++++ DATA RECORDS ++++
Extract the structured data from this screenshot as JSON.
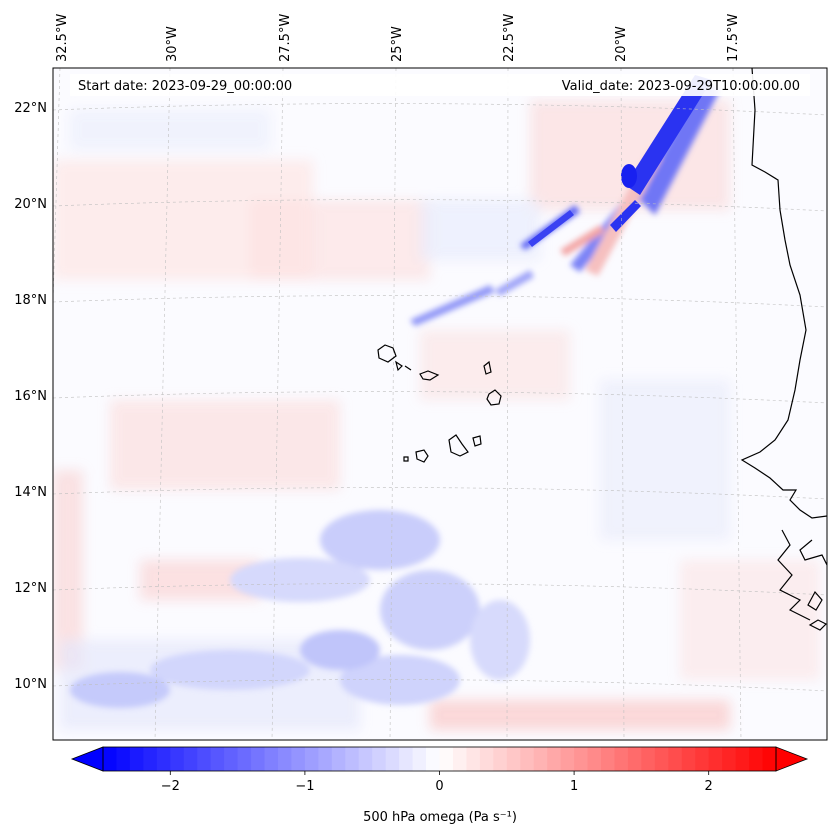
{
  "header": {
    "start_date": "Start date: 2023-09-29_00:00:00",
    "valid_date": "Valid_date: 2023-09-29T10:00:00.00"
  },
  "map": {
    "lon_labels": [
      "32.5°W",
      "30°W",
      "27.5°W",
      "25°W",
      "22.5°W",
      "20°W",
      "17.5°W"
    ],
    "lat_labels": [
      "22°N",
      "20°N",
      "18°N",
      "16°N",
      "14°N",
      "12°N",
      "10°N"
    ],
    "lon_values": [
      -32.5,
      -30,
      -27.5,
      -25,
      -22.5,
      -20,
      -17.5
    ],
    "lat_values": [
      22,
      20,
      18,
      16,
      14,
      12,
      10
    ],
    "lon_range": [
      -33.1,
      -15.2
    ],
    "lat_range": [
      8.9,
      22.8
    ],
    "gridlines": true,
    "colormap": "bwr"
  },
  "colorbar": {
    "label": "500 hPa omega (Pa s⁻¹)",
    "tick_labels": [
      "−2",
      "−1",
      "0",
      "1",
      "2"
    ],
    "ticks": [
      -2,
      -1,
      0,
      1,
      2
    ],
    "range": [
      -2.5,
      2.5
    ],
    "extend": "both",
    "low_color": "#0000ff",
    "mid_color": "#ffffff",
    "high_color": "#ff0000"
  }
}
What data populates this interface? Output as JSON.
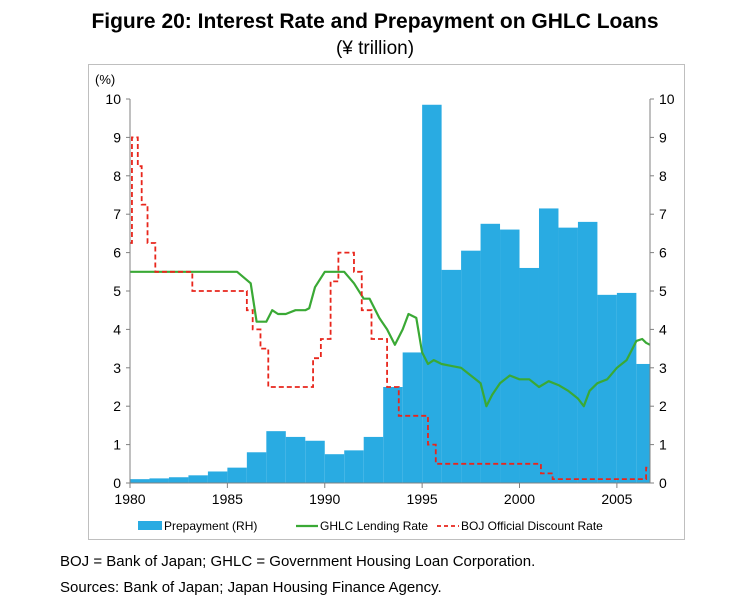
{
  "header": {
    "title": "Figure 20: Interest Rate and Prepayment on GHLC Loans",
    "subtitle": "(¥ trillion)"
  },
  "notes": {
    "line1": "BOJ = Bank of Japan; GHLC = Government Housing Loan Corporation.",
    "line2": "Sources: Bank of Japan; Japan Housing Finance Agency."
  },
  "chart_data": {
    "type": "bar",
    "left_axis_unit": "(%)",
    "ylim": [
      0,
      10
    ],
    "y2lim": [
      0,
      10
    ],
    "xlim": [
      1980,
      2006.7
    ],
    "yticks": [
      "0",
      "1",
      "2",
      "3",
      "4",
      "5",
      "6",
      "7",
      "8",
      "9",
      "10"
    ],
    "xticks": [
      "1980",
      "1985",
      "1990",
      "1995",
      "2000",
      "2005"
    ],
    "grid": false,
    "legend_position": "bottom",
    "colors": {
      "prepayment": "#29abe2",
      "ghlc": "#3aa935",
      "boj": "#e8261c"
    },
    "legend": [
      {
        "label": "Prepayment (RH)",
        "style": "bar"
      },
      {
        "label": "GHLC Lending Rate",
        "style": "solid-line"
      },
      {
        "label": "BOJ Official Discount Rate",
        "style": "dashed-line"
      }
    ],
    "series": [
      {
        "name": "Prepayment (RH)",
        "type": "bar",
        "axis": "right",
        "x": [
          1980,
          1981,
          1982,
          1983,
          1984,
          1985,
          1986,
          1987,
          1988,
          1989,
          1990,
          1991,
          1992,
          1993,
          1994,
          1995,
          1996,
          1997,
          1998,
          1999,
          2000,
          2001,
          2002,
          2003,
          2004,
          2005,
          2006
        ],
        "values": [
          0.1,
          0.12,
          0.15,
          0.2,
          0.3,
          0.4,
          0.8,
          1.35,
          1.2,
          1.1,
          0.75,
          0.85,
          1.2,
          2.5,
          3.4,
          9.85,
          5.55,
          6.05,
          6.75,
          6.6,
          5.6,
          7.15,
          6.65,
          6.8,
          4.9,
          4.95,
          3.1
        ]
      },
      {
        "name": "GHLC Lending Rate",
        "type": "line",
        "axis": "left",
        "x": [
          1980,
          1985.5,
          1986.2,
          1986.5,
          1987.0,
          1987.3,
          1987.6,
          1988.0,
          1988.5,
          1989.0,
          1989.2,
          1989.5,
          1990.0,
          1990.3,
          1991.0,
          1991.5,
          1992.0,
          1992.3,
          1992.8,
          1993.2,
          1993.6,
          1994.0,
          1994.3,
          1994.7,
          1995.0,
          1995.3,
          1995.6,
          1996.0,
          1996.5,
          1997.0,
          1997.5,
          1998.0,
          1998.3,
          1998.6,
          1999.0,
          1999.5,
          2000.0,
          2000.5,
          2001.0,
          2001.5,
          2002.0,
          2002.5,
          2003.0,
          2003.3,
          2003.6,
          2004.0,
          2004.5,
          2005.0,
          2005.5,
          2005.8,
          2006.0,
          2006.3,
          2006.5,
          2006.7
        ],
        "values": [
          5.5,
          5.5,
          5.2,
          4.2,
          4.2,
          4.5,
          4.4,
          4.4,
          4.5,
          4.5,
          4.55,
          5.1,
          5.5,
          5.5,
          5.5,
          5.2,
          4.8,
          4.8,
          4.3,
          4.0,
          3.6,
          4.0,
          4.4,
          4.3,
          3.4,
          3.1,
          3.2,
          3.1,
          3.05,
          3.0,
          2.8,
          2.6,
          2.0,
          2.3,
          2.6,
          2.8,
          2.7,
          2.7,
          2.5,
          2.65,
          2.55,
          2.4,
          2.2,
          2.0,
          2.4,
          2.6,
          2.7,
          3.0,
          3.2,
          3.5,
          3.7,
          3.75,
          3.65,
          3.6
        ]
      },
      {
        "name": "BOJ Official Discount Rate",
        "type": "step",
        "axis": "left",
        "x": [
          1980,
          1980.1,
          1980.4,
          1980.6,
          1980.9,
          1981.3,
          1981.8,
          1983.2,
          1986.0,
          1986.3,
          1986.7,
          1987.1,
          1989.4,
          1989.8,
          1990.3,
          1990.7,
          1991.5,
          1991.9,
          1992.4,
          1993.2,
          1993.8,
          1995.3,
          1995.7,
          2001.1,
          2001.7,
          2006.5
        ],
        "values": [
          6.25,
          9.0,
          8.25,
          7.25,
          6.25,
          5.5,
          5.5,
          5.0,
          4.5,
          4.0,
          3.5,
          2.5,
          3.25,
          3.75,
          5.25,
          6.0,
          5.5,
          4.5,
          3.75,
          2.5,
          1.75,
          1.0,
          0.5,
          0.25,
          0.1,
          0.4
        ]
      }
    ]
  }
}
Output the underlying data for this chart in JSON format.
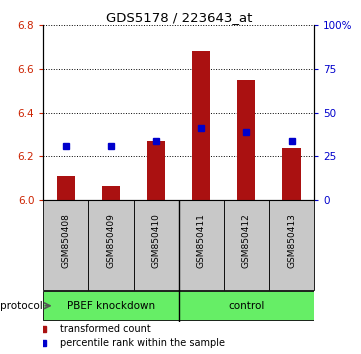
++++
## TASK REQUIREMENTS
Copy out each record shown above without alteration, skipping any picture.

## TASK ANSWER
Extract the structured data from this screenshot as JSON.
{
  "header": {
    "start_date": "Start date: 2023-09-29_00:00:00",
    "valid_date": "Valid_date: 2023-09-29T10:00:00.00"
  },
  "map": {
    "lon_labels": [
      "32.5°W",
      "30°W",
      "27.5°W",
      "25°W",
      "22.5°W",
      "20°W",
      "17.5°W"
    ],
    "lat_labels": [
      "22°N",
      "20°N",
      "18°N",
      "16°N",
      "14°N",
      "12°N",
      "10°N"
    ],
    "lon_values": [
      -32.5,
      -30,
      -27.5,
      -25,
      -22.5,
      -20,
      -17.5
    ],
    "lat_values": [
      22,
      20,
      18,
      16,
      14,
      12,
      10
    ],
    "lon_range": [
      -33.1,
      -15.2
    ],
    "lat_range": [
      8.9,
      22.8
    ],
    "gridlines": true,
    "colormap": "bwr"
  },
  "colorbar": {
    "label": "500 hPa omega (Pa s⁻¹)",
    "tick_labels": [
      "−2",
      "−1",
      "0",
      "1",
      "2"
    ],
    "ticks": [
      -2,
      -1,
      0,
      1,
      2
    ],
    "range": [
      -2.5,
      2.5
    ],
    "extend": "both",
    "low_color": "#0000ff",
    "mid_color": "#ffffff",
    "high_color": "#ff0000"
  }
}
What data populates this interface? Output as JSON.
{
  "header": {
    "title": "Figure 20: Interest Rate and Prepayment on GHLC Loans",
    "subtitle": "(¥ trillion)"
  },
  "notes": {
    "line1": "BOJ = Bank of Japan; GHLC = Government Housing Loan Corporation.",
    "line2": "Sources: Bank of Japan; Japan Housing Finance Agency."
  },
  "chart_data": {
    "type": "bar",
    "left_axis_unit": "(%)",
    "ylim": [
      0,
      10
    ],
    "y2lim": [
      0,
      10
    ],
    "xlim": [
      1980,
      2006.7
    ],
    "yticks": [
      "0",
      "1",
      "2",
      "3",
      "4",
      "5",
      "6",
      "7",
      "8",
      "9",
      "10"
    ],
    "xticks": [
      "1980",
      "1985",
      "1990",
      "1995",
      "2000",
      "2005"
    ],
    "grid": false,
    "legend_position": "bottom",
    "colors": {
      "prepayment": "#29abe2",
      "ghlc": "#3aa935",
      "boj": "#e8261c"
    },
    "legend": [
      {
        "label": "Prepayment (RH)",
        "style": "bar"
      },
      {
        "label": "GHLC Lending Rate",
        "style": "solid-line"
      },
      {
        "label": "BOJ Official Discount Rate",
        "style": "dashed-line"
      }
    ],
    "series": [
      {
        "name": "Prepayment (RH)",
        "type": "bar",
        "axis": "right",
        "x": [
          1980,
          1981,
          1982,
          1983,
          1984,
          1985,
          1986,
          1987,
          1988,
          1989,
          1990,
          1991,
          1992,
          1993,
          1994,
          1995,
          1996,
          1997,
          1998,
          1999,
          2000,
          2001,
          2002,
          2003,
          2004,
          2005,
          2006
        ],
        "values": [
          0.1,
          0.12,
          0.15,
          0.2,
          0.3,
          0.4,
          0.8,
          1.35,
          1.2,
          1.1,
          0.75,
          0.85,
          1.2,
          2.5,
          3.4,
          9.85,
          5.55,
          6.05,
          6.75,
          6.6,
          5.6,
          7.15,
          6.65,
          6.8,
          4.9,
          4.95,
          3.1
        ]
      },
      {
        "name": "GHLC Lending Rate",
        "type": "line",
        "axis": "left",
        "x": [
          1980,
          1985.5,
          1986.2,
          1986.5,
          1987.0,
          1987.3,
          1987.6,
          1988.0,
          1988.5,
          1989.0,
          1989.2,
          1989.5,
          1990.0,
          1990.3,
          1991.0,
          1991.5,
          1992.0,
          1992.3,
          1992.8,
          1993.2,
          1993.6,
          1994.0,
          1994.3,
          1994.7,
          1995.0,
          1995.3,
          1995.6,
          1996.0,
          1996.5,
          1997.0,
          1997.5,
          1998.0,
          1998.3,
          1998.6,
          1999.0,
          1999.5,
          2000.0,
          2000.5,
          2001.0,
          2001.5,
          2002.0,
          2002.5,
          2003.0,
          2003.3,
          2003.6,
          2004.0,
          2004.5,
          2005.0,
          2005.5,
          2005.8,
          2006.0,
          2006.3,
          2006.5,
          2006.7
        ],
        "values": [
          5.5,
          5.5,
          5.2,
          4.2,
          4.2,
          4.5,
          4.4,
          4.4,
          4.5,
          4.5,
          4.55,
          5.1,
          5.5,
          5.5,
          5.5,
          5.2,
          4.8,
          4.8,
          4.3,
          4.0,
          3.6,
          4.0,
          4.4,
          4.3,
          3.4,
          3.1,
          3.2,
          3.1,
          3.05,
          3.0,
          2.8,
          2.6,
          2.0,
          2.3,
          2.6,
          2.8,
          2.7,
          2.7,
          2.5,
          2.65,
          2.55,
          2.4,
          2.2,
          2.0,
          2.4,
          2.6,
          2.7,
          3.0,
          3.2,
          3.5,
          3.7,
          3.75,
          3.65,
          3.6
        ]
      },
      {
        "name": "BOJ Official Discount Rate",
        "type": "step",
        "axis": "left",
        "x": [
          1980,
          1980.1,
          1980.4,
          1980.6,
          1980.9,
          1981.3,
          1981.8,
          1983.2,
          1986.0,
          1986.3,
          1986.7,
          1987.1,
          1989.4,
          1989.8,
          1990.3,
          1990.7,
          1991.5,
          1991.9,
          1992.4,
          1993.2,
          1993.8,
          1995.3,
          1995.7,
          2001.1,
          2001.7,
          2006.5
        ],
        "values": [
          6.25,
          9.0,
          8.25,
          7.25,
          6.25,
          5.5,
          5.5,
          5.0,
          4.5,
          4.0,
          3.5,
          2.5,
          3.25,
          3.75,
          5.25,
          6.0,
          5.5,
          4.5,
          3.75,
          2.5,
          1.75,
          1.0,
          0.5,
          0.25,
          0.1,
          0.4
        ]
      }
    ]
  }
}
Output the underlying data for this chart in JSON format.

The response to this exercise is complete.